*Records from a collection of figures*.
━━━━━━━━━━━━━━━━━━━━━━━━━━━━━━
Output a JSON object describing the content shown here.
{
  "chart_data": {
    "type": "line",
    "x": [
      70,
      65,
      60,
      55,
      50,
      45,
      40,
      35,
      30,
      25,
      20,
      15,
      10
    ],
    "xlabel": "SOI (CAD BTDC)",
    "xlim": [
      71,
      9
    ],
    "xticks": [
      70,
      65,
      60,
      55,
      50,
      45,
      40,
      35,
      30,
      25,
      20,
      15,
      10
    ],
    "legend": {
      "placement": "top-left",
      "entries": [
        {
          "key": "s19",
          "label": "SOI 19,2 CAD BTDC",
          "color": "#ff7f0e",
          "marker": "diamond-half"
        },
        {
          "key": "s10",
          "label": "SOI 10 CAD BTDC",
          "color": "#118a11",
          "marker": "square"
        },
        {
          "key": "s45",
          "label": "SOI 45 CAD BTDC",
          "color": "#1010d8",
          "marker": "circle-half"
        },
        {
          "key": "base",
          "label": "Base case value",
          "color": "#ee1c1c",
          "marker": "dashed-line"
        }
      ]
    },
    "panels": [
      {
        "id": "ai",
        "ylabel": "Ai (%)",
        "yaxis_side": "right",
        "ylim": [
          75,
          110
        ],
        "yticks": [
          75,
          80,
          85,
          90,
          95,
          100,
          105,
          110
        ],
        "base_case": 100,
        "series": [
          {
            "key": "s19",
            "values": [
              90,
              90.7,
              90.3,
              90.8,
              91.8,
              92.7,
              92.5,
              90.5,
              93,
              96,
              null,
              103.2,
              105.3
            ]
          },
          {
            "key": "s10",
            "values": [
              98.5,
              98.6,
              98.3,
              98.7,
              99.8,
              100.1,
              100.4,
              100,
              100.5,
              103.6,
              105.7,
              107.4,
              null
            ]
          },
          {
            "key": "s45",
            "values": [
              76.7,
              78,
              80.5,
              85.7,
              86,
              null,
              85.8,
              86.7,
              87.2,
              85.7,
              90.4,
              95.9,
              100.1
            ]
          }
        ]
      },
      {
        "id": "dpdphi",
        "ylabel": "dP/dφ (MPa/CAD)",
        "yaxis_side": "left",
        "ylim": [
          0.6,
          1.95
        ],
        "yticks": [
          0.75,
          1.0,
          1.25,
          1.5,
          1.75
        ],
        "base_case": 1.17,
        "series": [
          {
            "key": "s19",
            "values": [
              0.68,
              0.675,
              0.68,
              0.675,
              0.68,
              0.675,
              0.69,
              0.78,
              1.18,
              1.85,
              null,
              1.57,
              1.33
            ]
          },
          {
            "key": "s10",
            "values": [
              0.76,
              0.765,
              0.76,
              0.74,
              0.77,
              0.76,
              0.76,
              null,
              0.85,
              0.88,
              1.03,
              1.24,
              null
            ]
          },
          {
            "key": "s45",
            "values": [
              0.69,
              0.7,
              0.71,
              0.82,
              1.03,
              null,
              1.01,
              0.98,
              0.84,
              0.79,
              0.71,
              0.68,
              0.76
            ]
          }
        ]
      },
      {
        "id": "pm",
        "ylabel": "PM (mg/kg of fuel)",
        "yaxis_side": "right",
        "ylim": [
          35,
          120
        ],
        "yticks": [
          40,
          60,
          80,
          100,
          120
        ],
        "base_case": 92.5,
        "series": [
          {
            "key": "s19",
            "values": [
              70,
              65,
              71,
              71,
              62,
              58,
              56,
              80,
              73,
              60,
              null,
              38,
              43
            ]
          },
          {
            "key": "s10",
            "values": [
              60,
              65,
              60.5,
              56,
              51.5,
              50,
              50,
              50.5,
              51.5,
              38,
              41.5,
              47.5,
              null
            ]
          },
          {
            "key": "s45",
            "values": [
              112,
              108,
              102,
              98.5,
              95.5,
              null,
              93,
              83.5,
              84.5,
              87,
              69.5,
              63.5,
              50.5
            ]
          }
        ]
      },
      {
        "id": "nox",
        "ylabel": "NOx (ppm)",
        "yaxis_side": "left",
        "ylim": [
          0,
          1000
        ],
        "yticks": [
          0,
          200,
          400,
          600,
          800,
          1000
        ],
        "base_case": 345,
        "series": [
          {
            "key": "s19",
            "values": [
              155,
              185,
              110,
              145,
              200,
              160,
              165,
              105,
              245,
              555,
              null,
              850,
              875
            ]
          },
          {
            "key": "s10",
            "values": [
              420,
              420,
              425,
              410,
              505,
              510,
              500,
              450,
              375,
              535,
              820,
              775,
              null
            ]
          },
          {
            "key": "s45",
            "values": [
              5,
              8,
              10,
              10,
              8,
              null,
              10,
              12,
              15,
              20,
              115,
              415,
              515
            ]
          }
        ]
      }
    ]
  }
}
━━━━━━━━━━━━━━━━━━━━━━━━━━━━━━
*SET PROBLEM*.
Send back each record exactly as it stands.

*FINAL RESULT*.
Output a JSON object describing the content shown here.
{
  "chart_data": {
    "type": "line",
    "x": [
      70,
      65,
      60,
      55,
      50,
      45,
      40,
      35,
      30,
      25,
      20,
      15,
      10
    ],
    "xlabel": "SOI (CAD BTDC)",
    "xlim": [
      71,
      9
    ],
    "xticks": [
      70,
      65,
      60,
      55,
      50,
      45,
      40,
      35,
      30,
      25,
      20,
      15,
      10
    ],
    "legend": {
      "placement": "top-left",
      "entries": [
        {
          "key": "s19",
          "label": "SOI 19,2 CAD BTDC",
          "color": "#ff7f0e",
          "marker": "diamond-half"
        },
        {
          "key": "s10",
          "label": "SOI 10 CAD BTDC",
          "color": "#118a11",
          "marker": "square"
        },
        {
          "key": "s45",
          "label": "SOI 45 CAD BTDC",
          "color": "#1010d8",
          "marker": "circle-half"
        },
        {
          "key": "base",
          "label": "Base case value",
          "color": "#ee1c1c",
          "marker": "dashed-line"
        }
      ]
    },
    "panels": [
      {
        "id": "ai",
        "ylabel": "Ai (%)",
        "yaxis_side": "right",
        "ylim": [
          75,
          110
        ],
        "yticks": [
          75,
          80,
          85,
          90,
          95,
          100,
          105,
          110
        ],
        "base_case": 100,
        "series": [
          {
            "key": "s19",
            "values": [
              90,
              90.7,
              90.3,
              90.8,
              91.8,
              92.7,
              92.5,
              90.5,
              93,
              96,
              null,
              103.2,
              105.3
            ]
          },
          {
            "key": "s10",
            "values": [
              98.5,
              98.6,
              98.3,
              98.7,
              99.8,
              100.1,
              100.4,
              100,
              100.5,
              103.6,
              105.7,
              107.4,
              null
            ]
          },
          {
            "key": "s45",
            "values": [
              76.7,
              78,
              80.5,
              85.7,
              86,
              null,
              85.8,
              86.7,
              87.2,
              85.7,
              90.4,
              95.9,
              100.1
            ]
          }
        ]
      },
      {
        "id": "dpdphi",
        "ylabel": "dP/dφ (MPa/CAD)",
        "yaxis_side": "left",
        "ylim": [
          0.6,
          1.95
        ],
        "yticks": [
          0.75,
          1.0,
          1.25,
          1.5,
          1.75
        ],
        "base_case": 1.17,
        "series": [
          {
            "key": "s19",
            "values": [
              0.68,
              0.675,
              0.68,
              0.675,
              0.68,
              0.675,
              0.69,
              0.78,
              1.18,
              1.85,
              null,
              1.57,
              1.33
            ]
          },
          {
            "key": "s10",
            "values": [
              0.76,
              0.765,
              0.76,
              0.74,
              0.77,
              0.76,
              0.76,
              null,
              0.85,
              0.88,
              1.03,
              1.24,
              null
            ]
          },
          {
            "key": "s45",
            "values": [
              0.69,
              0.7,
              0.71,
              0.82,
              1.03,
              null,
              1.01,
              0.98,
              0.84,
              0.79,
              0.71,
              0.68,
              0.76
            ]
          }
        ]
      },
      {
        "id": "pm",
        "ylabel": "PM (mg/kg of fuel)",
        "yaxis_side": "right",
        "ylim": [
          35,
          120
        ],
        "yticks": [
          40,
          60,
          80,
          100,
          120
        ],
        "base_case": 92.5,
        "series": [
          {
            "key": "s19",
            "values": [
              70,
              65,
              71,
              71,
              62,
              58,
              56,
              80,
              73,
              60,
              null,
              38,
              43
            ]
          },
          {
            "key": "s10",
            "values": [
              60,
              65,
              60.5,
              56,
              51.5,
              50,
              50,
              50.5,
              51.5,
              38,
              41.5,
              47.5,
              null
            ]
          },
          {
            "key": "s45",
            "values": [
              112,
              108,
              102,
              98.5,
              95.5,
              null,
              93,
              83.5,
              84.5,
              87,
              69.5,
              63.5,
              50.5
            ]
          }
        ]
      },
      {
        "id": "nox",
        "ylabel": "NOx (ppm)",
        "yaxis_side": "left",
        "ylim": [
          0,
          1000
        ],
        "yticks": [
          0,
          200,
          400,
          600,
          800,
          1000
        ],
        "base_case": 345,
        "series": [
          {
            "key": "s19",
            "values": [
              155,
              185,
              110,
              145,
              200,
              160,
              165,
              105,
              245,
              555,
              null,
              850,
              875
            ]
          },
          {
            "key": "s10",
            "values": [
              420,
              420,
              425,
              410,
              505,
              510,
              500,
              450,
              375,
              535,
              820,
              775,
              null
            ]
          },
          {
            "key": "s45",
            "values": [
              5,
              8,
              10,
              10,
              8,
              null,
              10,
              12,
              15,
              20,
              115,
              415,
              515
            ]
          }
        ]
      }
    ]
  }
}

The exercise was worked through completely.